--- begin Supplied data ---

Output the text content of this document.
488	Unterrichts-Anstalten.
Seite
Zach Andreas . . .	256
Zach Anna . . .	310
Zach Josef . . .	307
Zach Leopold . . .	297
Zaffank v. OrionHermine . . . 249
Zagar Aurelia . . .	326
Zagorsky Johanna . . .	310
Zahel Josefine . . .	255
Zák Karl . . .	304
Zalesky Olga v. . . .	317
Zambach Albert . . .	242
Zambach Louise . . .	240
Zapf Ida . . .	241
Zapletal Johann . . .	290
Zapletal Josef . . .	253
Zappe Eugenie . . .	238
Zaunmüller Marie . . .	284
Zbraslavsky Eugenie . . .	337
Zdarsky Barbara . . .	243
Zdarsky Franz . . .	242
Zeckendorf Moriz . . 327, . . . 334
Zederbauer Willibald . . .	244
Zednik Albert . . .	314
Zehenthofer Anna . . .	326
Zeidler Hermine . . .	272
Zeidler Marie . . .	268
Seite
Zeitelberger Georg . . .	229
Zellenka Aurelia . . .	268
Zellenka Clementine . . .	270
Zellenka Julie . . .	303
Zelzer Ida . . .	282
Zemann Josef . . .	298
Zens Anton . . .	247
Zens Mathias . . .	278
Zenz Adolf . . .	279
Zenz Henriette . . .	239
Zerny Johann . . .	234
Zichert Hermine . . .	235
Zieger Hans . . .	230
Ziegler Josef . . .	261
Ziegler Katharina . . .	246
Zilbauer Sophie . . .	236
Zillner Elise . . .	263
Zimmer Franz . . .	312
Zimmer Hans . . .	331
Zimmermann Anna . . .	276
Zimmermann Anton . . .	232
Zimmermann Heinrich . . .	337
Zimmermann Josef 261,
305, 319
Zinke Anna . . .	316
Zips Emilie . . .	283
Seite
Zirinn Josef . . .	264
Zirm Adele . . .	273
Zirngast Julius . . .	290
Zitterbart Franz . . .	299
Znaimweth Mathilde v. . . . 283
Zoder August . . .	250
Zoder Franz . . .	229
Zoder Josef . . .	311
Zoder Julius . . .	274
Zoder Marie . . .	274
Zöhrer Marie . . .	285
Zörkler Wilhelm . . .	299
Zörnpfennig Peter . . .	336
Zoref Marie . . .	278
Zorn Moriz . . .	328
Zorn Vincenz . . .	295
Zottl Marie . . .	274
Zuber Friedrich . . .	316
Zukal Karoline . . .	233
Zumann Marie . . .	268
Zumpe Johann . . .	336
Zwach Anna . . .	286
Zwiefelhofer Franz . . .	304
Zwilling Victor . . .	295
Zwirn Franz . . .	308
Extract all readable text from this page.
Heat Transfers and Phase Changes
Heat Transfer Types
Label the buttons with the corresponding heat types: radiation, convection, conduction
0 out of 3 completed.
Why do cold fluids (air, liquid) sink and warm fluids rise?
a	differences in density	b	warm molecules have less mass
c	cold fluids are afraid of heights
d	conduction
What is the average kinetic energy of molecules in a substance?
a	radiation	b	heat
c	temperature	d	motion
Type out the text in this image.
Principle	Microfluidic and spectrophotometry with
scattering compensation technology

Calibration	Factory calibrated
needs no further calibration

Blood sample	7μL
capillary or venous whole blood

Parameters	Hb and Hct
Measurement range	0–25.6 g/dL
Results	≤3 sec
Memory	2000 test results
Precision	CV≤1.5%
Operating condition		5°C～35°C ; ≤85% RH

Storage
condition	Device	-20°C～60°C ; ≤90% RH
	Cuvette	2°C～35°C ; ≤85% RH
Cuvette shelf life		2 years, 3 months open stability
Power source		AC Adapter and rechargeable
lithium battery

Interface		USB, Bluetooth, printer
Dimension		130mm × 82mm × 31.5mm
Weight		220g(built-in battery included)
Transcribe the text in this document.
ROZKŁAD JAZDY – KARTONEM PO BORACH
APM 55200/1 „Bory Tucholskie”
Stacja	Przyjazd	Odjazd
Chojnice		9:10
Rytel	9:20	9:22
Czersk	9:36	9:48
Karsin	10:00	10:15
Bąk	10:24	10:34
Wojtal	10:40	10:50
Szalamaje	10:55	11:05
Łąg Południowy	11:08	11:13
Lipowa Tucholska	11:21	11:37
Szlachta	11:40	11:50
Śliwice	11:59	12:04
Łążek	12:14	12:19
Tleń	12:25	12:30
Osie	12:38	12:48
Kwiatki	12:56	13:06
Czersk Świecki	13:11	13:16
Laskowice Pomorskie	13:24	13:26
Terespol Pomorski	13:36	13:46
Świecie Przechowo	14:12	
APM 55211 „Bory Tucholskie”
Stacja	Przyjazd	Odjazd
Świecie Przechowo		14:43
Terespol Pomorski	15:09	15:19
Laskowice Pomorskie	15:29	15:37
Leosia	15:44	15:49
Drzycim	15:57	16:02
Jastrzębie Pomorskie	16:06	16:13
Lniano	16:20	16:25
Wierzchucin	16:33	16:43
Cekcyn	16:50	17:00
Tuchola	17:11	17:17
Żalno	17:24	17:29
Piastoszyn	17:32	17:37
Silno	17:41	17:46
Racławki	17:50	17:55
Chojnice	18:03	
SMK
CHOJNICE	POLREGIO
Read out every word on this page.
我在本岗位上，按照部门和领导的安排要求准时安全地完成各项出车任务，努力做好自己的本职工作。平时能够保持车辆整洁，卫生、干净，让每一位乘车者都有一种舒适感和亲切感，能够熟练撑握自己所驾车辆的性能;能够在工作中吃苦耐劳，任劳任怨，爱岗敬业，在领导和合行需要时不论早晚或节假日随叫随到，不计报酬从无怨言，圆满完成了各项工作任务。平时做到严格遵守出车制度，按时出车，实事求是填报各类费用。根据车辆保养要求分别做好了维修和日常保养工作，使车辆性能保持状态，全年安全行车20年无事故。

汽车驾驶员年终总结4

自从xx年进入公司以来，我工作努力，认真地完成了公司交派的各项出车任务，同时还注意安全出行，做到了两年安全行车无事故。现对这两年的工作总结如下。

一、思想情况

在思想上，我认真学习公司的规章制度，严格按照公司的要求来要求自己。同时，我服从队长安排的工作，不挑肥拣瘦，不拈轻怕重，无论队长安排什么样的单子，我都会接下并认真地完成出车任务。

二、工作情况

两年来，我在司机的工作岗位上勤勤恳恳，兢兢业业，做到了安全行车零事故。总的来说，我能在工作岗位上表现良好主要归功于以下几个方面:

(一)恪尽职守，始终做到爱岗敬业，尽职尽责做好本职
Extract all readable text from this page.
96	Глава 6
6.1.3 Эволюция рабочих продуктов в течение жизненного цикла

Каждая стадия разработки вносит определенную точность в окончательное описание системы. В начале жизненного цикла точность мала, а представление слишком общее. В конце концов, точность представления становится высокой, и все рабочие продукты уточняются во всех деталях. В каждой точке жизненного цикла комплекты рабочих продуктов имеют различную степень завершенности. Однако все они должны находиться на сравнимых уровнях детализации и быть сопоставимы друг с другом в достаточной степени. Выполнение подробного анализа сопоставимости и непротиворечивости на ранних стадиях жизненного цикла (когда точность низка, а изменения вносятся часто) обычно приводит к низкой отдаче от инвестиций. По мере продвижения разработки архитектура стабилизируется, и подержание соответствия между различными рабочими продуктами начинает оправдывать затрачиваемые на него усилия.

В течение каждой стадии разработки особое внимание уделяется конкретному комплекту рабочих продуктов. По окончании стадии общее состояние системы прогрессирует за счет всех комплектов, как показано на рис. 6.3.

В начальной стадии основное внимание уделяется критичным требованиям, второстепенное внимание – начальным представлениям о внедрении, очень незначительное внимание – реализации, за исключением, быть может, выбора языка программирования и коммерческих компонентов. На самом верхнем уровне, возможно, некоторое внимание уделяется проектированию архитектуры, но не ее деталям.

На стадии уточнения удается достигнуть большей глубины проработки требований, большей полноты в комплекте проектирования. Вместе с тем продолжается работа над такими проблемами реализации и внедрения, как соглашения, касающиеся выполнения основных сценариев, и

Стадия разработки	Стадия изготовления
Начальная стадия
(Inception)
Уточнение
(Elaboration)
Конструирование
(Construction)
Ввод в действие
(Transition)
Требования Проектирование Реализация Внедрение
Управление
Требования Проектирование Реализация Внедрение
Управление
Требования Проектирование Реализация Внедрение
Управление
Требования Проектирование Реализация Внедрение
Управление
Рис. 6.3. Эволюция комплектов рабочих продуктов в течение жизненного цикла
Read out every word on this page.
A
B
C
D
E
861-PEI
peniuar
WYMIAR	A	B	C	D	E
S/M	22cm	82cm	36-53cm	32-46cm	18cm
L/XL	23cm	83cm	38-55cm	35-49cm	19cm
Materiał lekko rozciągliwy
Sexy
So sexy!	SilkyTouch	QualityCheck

--- end Supplied data ---

**Exercise task:** From the records above, pull out every line containing the word "Terespol".

**Output for this task:**
Terespol Pomorski	13:36	13:46
Terespol Pomorski	15:09	15:19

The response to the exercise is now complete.